§ WORK REQUEST: The complete listing should be copied out exactly.

§ INPUT RECORDS:
══════════════════════════════

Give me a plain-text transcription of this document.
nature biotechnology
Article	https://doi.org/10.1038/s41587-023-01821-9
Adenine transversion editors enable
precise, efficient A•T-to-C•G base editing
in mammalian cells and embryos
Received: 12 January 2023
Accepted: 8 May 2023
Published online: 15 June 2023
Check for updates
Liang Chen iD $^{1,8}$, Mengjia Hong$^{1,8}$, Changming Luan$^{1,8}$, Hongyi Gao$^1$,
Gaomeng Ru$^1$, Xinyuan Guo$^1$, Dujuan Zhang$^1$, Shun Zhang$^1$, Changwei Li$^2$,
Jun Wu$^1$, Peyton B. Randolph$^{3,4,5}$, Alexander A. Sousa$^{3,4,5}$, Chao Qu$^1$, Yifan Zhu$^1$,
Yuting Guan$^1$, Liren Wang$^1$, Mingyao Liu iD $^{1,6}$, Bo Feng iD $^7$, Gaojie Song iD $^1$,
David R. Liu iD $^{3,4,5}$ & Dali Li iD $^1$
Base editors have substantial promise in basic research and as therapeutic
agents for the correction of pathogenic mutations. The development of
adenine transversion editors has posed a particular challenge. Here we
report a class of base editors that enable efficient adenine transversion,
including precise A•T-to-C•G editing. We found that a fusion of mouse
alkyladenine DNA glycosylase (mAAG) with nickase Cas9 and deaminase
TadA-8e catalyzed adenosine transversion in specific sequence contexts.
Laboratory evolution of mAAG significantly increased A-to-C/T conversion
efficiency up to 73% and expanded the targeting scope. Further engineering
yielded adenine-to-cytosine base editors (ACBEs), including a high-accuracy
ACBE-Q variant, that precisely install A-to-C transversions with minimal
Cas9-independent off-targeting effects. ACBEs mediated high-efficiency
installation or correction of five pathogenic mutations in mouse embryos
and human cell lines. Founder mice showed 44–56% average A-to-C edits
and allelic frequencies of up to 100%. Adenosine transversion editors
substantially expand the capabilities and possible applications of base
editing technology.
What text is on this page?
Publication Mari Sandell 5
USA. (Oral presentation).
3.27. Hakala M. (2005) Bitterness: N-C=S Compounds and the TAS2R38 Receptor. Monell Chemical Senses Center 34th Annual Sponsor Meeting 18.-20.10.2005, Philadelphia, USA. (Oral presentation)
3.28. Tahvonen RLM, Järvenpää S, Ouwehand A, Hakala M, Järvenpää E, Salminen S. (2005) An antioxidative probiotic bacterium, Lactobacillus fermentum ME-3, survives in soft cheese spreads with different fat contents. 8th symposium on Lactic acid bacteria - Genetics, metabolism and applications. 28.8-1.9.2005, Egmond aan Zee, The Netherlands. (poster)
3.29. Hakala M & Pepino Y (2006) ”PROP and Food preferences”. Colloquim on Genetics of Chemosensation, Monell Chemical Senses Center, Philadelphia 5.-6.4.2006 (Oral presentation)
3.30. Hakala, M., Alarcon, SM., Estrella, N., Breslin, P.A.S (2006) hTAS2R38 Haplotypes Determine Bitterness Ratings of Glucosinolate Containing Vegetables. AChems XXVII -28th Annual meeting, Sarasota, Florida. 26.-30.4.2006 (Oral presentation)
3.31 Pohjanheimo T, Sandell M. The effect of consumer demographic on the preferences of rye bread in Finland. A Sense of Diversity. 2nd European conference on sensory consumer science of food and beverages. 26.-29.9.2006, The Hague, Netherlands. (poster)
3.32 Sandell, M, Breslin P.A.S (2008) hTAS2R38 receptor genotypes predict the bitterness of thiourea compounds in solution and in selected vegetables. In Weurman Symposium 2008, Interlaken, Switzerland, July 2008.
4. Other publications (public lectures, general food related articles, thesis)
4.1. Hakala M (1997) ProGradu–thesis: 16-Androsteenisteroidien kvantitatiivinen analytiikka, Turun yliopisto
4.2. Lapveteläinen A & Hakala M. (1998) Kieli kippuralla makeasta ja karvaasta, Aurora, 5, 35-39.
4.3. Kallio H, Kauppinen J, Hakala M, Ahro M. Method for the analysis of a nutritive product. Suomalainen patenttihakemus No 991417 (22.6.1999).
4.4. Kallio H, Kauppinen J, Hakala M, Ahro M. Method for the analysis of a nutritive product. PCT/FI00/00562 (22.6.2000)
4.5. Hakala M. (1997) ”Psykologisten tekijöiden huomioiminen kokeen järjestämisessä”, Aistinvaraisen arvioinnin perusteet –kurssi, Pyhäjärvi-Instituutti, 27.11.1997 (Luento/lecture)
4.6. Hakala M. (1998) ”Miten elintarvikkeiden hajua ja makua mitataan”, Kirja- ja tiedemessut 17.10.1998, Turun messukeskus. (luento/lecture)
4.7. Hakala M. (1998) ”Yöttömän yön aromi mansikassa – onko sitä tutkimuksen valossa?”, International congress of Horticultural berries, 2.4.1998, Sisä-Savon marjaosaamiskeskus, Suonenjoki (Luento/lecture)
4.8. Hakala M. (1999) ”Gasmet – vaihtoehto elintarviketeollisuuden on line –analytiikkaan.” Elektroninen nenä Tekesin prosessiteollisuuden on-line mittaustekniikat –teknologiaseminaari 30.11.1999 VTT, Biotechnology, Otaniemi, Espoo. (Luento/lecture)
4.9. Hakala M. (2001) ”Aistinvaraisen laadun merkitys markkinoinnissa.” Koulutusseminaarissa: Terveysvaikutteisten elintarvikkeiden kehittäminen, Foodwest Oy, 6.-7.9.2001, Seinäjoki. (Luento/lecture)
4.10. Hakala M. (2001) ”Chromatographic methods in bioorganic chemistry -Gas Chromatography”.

══════════════════════════════

§ EXERCISE RESPONSE:
Give me a plain-text transcription of this document.
nature biotechnology
Article	https://doi.org/10.1038/s41587-023-01821-9
Adenine transversion editors enable
precise, efficient A•T-to-C•G base editing
in mammalian cells and embryos
Received: 12 January 2023
Accepted: 8 May 2023
Published online: 15 June 2023
Check for updates
Liang Chen iD $^{1,8}$, Mengjia Hong$^{1,8}$, Changming Luan$^{1,8}$, Hongyi Gao$^1$,
Gaomeng Ru$^1$, Xinyuan Guo$^1$, Dujuan Zhang$^1$, Shun Zhang$^1$, Changwei Li$^2$,
Jun Wu$^1$, Peyton B. Randolph$^{3,4,5}$, Alexander A. Sousa$^{3,4,5}$, Chao Qu$^1$, Yifan Zhu$^1$,
Yuting Guan$^1$, Liren Wang$^1$, Mingyao Liu iD $^{1,6}$, Bo Feng iD $^7$, Gaojie Song iD $^1$,
David R. Liu iD $^{3,4,5}$ & Dali Li iD $^1$
Base editors have substantial promise in basic research and as therapeutic
agents for the correction of pathogenic mutations. The development of
adenine transversion editors has posed a particular challenge. Here we
report a class of base editors that enable efficient adenine transversion,
including precise A•T-to-C•G editing. We found that a fusion of mouse
alkyladenine DNA glycosylase (mAAG) with nickase Cas9 and deaminase
TadA-8e catalyzed adenosine transversion in specific sequence contexts.
Laboratory evolution of mAAG significantly increased A-to-C/T conversion
efficiency up to 73% and expanded the targeting scope. Further engineering
yielded adenine-to-cytosine base editors (ACBEs), including a high-accuracy
ACBE-Q variant, that precisely install A-to-C transversions with minimal
Cas9-independent off-targeting effects. ACBEs mediated high-efficiency
installation or correction of five pathogenic mutations in mouse embryos
and human cell lines. Founder mice showed 44–56% average A-to-C edits
and allelic frequencies of up to 100%. Adenosine transversion editors
substantially expand the capabilities and possible applications of base
editing technology.
What text is on this page?
Publication Mari Sandell 5
USA. (Oral presentation).
3.27. Hakala M. (2005) Bitterness: N-C=S Compounds and the TAS2R38 Receptor. Monell Chemical Senses Center 34th Annual Sponsor Meeting 18.-20.10.2005, Philadelphia, USA. (Oral presentation)
3.28. Tahvonen RLM, Järvenpää S, Ouwehand A, Hakala M, Järvenpää E, Salminen S. (2005) An antioxidative probiotic bacterium, Lactobacillus fermentum ME-3, survives in soft cheese spreads with different fat contents. 8th symposium on Lactic acid bacteria - Genetics, metabolism and applications. 28.8-1.9.2005, Egmond aan Zee, The Netherlands. (poster)
3.29. Hakala M & Pepino Y (2006) ”PROP and Food preferences”. Colloquim on Genetics of Chemosensation, Monell Chemical Senses Center, Philadelphia 5.-6.4.2006 (Oral presentation)
3.30. Hakala, M., Alarcon, SM., Estrella, N., Breslin, P.A.S (2006) hTAS2R38 Haplotypes Determine Bitterness Ratings of Glucosinolate Containing Vegetables. AChems XXVII -28th Annual meeting, Sarasota, Florida. 26.-30.4.2006 (Oral presentation)
3.31 Pohjanheimo T, Sandell M. The effect of consumer demographic on the preferences of rye bread in Finland. A Sense of Diversity. 2nd European conference on sensory consumer science of food and beverages. 26.-29.9.2006, The Hague, Netherlands. (poster)
3.32 Sandell, M, Breslin P.A.S (2008) hTAS2R38 receptor genotypes predict the bitterness of thiourea compounds in solution and in selected vegetables. In Weurman Symposium 2008, Interlaken, Switzerland, July 2008.
4. Other publications (public lectures, general food related articles, thesis)
4.1. Hakala M (1997) ProGradu–thesis: 16-Androsteenisteroidien kvantitatiivinen analytiikka, Turun yliopisto
4.2. Lapveteläinen A & Hakala M. (1998) Kieli kippuralla makeasta ja karvaasta, Aurora, 5, 35-39.
4.3. Kallio H, Kauppinen J, Hakala M, Ahro M. Method for the analysis of a nutritive product. Suomalainen patenttihakemus No 991417 (22.6.1999).
4.4. Kallio H, Kauppinen J, Hakala M, Ahro M. Method for the analysis of a nutritive product. PCT/FI00/00562 (22.6.2000)
4.5. Hakala M. (1997) ”Psykologisten tekijöiden huomioiminen kokeen järjestämisessä”, Aistinvaraisen arvioinnin perusteet –kurssi, Pyhäjärvi-Instituutti, 27.11.1997 (Luento/lecture)
4.6. Hakala M. (1998) ”Miten elintarvikkeiden hajua ja makua mitataan”, Kirja- ja tiedemessut 17.10.1998, Turun messukeskus. (luento/lecture)
4.7. Hakala M. (1998) ”Yöttömän yön aromi mansikassa – onko sitä tutkimuksen valossa?”, International congress of Horticultural berries, 2.4.1998, Sisä-Savon marjaosaamiskeskus, Suonenjoki (Luento/lecture)
4.8. Hakala M. (1999) ”Gasmet – vaihtoehto elintarviketeollisuuden on line –analytiikkaan.” Elektroninen nenä Tekesin prosessiteollisuuden on-line mittaustekniikat –teknologiaseminaari 30.11.1999 VTT, Biotechnology, Otaniemi, Espoo. (Luento/lecture)
4.9. Hakala M. (2001) ”Aistinvaraisen laadun merkitys markkinoinnissa.” Koulutusseminaarissa: Terveysvaikutteisten elintarvikkeiden kehittäminen, Foodwest Oy, 6.-7.9.2001, Seinäjoki. (Luento/lecture)
4.10. Hakala M. (2001) ”Chromatographic methods in bioorganic chemistry -Gas Chromatography”.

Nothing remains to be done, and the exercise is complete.